▸ Exercise prompt
Write out all records as given; omit images.

>>>

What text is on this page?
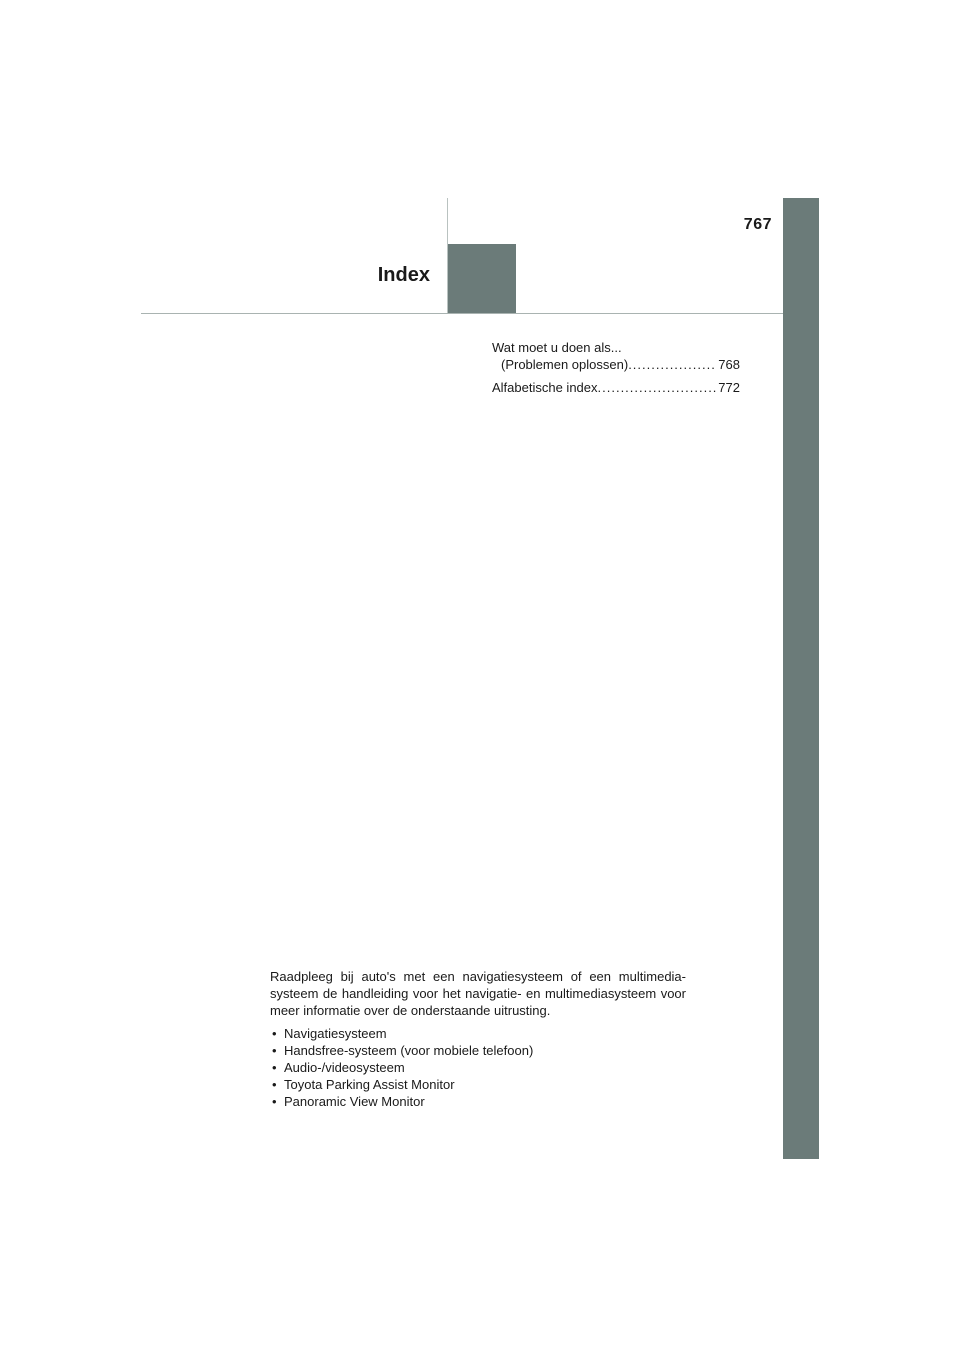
767
Index
Wat moet u doen als...
(Problemen oplossen) .....	768
Alfabetische index .....	772

Raadpleeg bij auto's met een navigatiesysteem of een multimedia-systeem de handleiding voor het navigatie- en multimediasysteem voor meer informatie over de onderstaande uitrusting.

• Navigatiesysteem
• Handsfree-systeem (voor mobiele telefoon)
• Audio-/videosysteem
• Toyota Parking Assist Monitor
• Panoramic View Monitor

<<<

▸ Reply to the exercise
What text is on this page?
767
Index
Wat moet u doen als...
(Problemen oplossen) .....	768
Alfabetische index .....	772

Raadpleeg bij auto's met een navigatiesysteem of een multimedia-systeem de handleiding voor het navigatie- en multimediasysteem voor meer informatie over de onderstaande uitrusting.

• Navigatiesysteem
• Handsfree-systeem (voor mobiele telefoon)
• Audio-/videosysteem
• Toyota Parking Assist Monitor
• Panoramic View Monitor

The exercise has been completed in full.